Dataset entries on figures:
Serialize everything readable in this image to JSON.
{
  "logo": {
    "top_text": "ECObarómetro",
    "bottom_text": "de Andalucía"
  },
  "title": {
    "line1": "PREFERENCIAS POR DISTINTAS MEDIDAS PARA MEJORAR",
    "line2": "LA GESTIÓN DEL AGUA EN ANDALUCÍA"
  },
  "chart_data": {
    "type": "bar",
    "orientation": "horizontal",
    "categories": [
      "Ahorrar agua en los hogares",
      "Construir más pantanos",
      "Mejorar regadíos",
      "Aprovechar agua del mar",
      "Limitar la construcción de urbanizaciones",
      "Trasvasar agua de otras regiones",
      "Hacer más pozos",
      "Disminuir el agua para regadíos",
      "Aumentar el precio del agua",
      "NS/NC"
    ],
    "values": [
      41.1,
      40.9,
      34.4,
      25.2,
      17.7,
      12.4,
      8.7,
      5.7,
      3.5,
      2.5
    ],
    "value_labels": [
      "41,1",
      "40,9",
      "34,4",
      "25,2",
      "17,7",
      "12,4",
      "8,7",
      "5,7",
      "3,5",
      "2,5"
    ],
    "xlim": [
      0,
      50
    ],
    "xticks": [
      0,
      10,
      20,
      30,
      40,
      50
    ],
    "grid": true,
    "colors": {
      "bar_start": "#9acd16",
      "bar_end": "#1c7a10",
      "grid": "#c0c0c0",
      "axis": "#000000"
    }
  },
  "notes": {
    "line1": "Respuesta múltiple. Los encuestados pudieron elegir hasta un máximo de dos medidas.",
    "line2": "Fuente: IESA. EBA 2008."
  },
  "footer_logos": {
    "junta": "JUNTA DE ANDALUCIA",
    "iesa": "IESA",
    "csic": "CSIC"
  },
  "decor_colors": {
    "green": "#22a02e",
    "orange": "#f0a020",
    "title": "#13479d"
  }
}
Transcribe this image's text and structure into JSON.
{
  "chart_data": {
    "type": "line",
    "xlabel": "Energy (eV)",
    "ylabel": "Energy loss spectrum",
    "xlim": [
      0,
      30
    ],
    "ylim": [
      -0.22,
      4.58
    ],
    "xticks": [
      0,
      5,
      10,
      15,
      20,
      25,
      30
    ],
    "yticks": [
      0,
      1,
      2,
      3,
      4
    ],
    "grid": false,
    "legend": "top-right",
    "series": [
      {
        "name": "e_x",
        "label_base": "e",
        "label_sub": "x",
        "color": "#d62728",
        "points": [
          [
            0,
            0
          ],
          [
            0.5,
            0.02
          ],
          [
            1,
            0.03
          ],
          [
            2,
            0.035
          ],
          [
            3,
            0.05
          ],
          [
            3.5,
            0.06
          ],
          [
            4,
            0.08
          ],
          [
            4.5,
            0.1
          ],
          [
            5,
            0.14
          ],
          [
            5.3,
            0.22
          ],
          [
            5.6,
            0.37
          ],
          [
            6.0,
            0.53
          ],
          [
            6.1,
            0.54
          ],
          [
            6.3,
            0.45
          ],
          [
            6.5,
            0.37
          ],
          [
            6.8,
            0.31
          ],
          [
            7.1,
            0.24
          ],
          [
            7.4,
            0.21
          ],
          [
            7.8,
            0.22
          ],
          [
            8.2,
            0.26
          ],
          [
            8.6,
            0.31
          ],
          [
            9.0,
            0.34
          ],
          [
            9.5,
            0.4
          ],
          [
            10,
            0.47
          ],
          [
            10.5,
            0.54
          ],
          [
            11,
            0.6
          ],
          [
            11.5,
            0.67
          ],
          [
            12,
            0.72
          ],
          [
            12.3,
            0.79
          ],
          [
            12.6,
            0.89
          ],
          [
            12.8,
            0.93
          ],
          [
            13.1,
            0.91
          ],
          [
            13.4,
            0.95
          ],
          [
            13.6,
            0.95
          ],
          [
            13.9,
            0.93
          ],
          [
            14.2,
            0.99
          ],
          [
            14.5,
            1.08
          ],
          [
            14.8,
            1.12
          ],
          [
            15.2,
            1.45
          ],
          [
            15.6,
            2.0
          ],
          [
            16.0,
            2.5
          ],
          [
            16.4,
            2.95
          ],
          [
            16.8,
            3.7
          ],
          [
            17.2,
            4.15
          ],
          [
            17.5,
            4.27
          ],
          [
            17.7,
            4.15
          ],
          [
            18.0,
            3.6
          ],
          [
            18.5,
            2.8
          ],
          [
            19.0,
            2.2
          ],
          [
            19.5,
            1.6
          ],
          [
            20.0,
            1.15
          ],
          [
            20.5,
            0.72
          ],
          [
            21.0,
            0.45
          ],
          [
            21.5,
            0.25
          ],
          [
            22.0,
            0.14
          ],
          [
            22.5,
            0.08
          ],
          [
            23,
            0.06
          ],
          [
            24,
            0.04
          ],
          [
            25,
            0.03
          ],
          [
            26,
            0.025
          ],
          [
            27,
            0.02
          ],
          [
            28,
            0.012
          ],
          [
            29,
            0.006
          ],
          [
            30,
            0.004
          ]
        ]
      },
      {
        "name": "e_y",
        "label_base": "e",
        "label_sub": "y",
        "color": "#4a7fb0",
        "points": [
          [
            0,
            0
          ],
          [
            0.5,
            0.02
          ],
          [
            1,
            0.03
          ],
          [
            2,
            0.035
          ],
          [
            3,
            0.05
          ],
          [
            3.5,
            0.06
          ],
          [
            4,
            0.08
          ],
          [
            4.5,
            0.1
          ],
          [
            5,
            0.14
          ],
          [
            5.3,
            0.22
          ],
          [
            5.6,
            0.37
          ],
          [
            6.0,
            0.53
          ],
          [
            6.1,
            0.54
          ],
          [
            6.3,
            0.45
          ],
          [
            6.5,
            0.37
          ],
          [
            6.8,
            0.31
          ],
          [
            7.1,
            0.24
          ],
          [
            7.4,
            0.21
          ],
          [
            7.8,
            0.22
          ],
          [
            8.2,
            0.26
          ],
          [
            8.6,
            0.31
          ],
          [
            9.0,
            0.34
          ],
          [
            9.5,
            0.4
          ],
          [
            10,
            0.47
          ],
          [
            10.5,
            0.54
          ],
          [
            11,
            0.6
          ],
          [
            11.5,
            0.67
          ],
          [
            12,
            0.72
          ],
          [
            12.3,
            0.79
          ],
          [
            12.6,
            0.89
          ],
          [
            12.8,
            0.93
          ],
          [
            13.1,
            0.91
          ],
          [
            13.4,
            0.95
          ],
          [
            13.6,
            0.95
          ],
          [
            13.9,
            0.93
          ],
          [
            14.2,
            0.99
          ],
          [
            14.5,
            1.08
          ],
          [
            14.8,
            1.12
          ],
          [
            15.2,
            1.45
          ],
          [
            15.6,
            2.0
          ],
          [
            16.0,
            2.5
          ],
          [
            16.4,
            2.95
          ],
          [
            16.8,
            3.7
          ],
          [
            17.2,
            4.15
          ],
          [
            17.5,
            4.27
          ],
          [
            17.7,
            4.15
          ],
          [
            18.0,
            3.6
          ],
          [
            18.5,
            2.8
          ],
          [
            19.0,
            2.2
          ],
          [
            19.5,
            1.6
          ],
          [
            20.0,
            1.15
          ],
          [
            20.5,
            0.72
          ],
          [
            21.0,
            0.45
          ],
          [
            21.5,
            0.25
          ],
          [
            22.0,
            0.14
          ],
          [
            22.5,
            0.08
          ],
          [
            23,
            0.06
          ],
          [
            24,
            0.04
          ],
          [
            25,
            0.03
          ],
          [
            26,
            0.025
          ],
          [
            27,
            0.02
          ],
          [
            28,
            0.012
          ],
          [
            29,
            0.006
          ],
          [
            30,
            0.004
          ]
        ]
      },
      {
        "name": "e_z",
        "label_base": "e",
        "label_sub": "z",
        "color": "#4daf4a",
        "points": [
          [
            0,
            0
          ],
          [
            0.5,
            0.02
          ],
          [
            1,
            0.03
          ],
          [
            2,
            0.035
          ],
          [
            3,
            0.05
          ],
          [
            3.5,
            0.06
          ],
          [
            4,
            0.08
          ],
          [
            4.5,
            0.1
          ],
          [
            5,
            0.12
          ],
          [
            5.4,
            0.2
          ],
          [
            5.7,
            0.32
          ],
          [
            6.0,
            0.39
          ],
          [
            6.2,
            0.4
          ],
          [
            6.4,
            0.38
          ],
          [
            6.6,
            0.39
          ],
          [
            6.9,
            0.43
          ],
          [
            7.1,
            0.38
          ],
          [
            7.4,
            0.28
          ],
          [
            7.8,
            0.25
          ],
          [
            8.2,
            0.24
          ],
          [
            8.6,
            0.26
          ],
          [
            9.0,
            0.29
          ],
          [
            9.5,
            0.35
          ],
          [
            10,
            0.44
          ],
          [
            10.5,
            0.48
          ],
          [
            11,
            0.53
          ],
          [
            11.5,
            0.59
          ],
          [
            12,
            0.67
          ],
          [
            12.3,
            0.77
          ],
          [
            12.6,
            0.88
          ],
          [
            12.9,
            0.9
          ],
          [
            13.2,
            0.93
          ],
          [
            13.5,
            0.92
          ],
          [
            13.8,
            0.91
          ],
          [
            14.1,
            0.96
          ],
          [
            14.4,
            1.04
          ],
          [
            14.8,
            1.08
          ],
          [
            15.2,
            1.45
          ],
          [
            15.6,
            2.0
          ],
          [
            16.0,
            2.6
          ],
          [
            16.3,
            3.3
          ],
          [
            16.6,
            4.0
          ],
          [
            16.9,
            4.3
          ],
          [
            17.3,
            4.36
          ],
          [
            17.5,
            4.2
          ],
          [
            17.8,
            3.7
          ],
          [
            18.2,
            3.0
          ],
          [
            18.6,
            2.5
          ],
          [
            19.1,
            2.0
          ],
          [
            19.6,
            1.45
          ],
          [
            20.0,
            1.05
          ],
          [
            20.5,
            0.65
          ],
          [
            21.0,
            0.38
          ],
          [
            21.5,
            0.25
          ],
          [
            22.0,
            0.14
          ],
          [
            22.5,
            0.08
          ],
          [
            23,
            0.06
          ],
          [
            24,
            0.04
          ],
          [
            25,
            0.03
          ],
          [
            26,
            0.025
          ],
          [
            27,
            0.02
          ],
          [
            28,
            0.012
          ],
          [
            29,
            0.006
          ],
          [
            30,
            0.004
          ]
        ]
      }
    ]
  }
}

Directive: Whichever lines contain the string "IESA", select and copy them.

Response to this exercise:
    "line2": "Fuente: IESA. EBA 2008."
    "iesa": "IESA",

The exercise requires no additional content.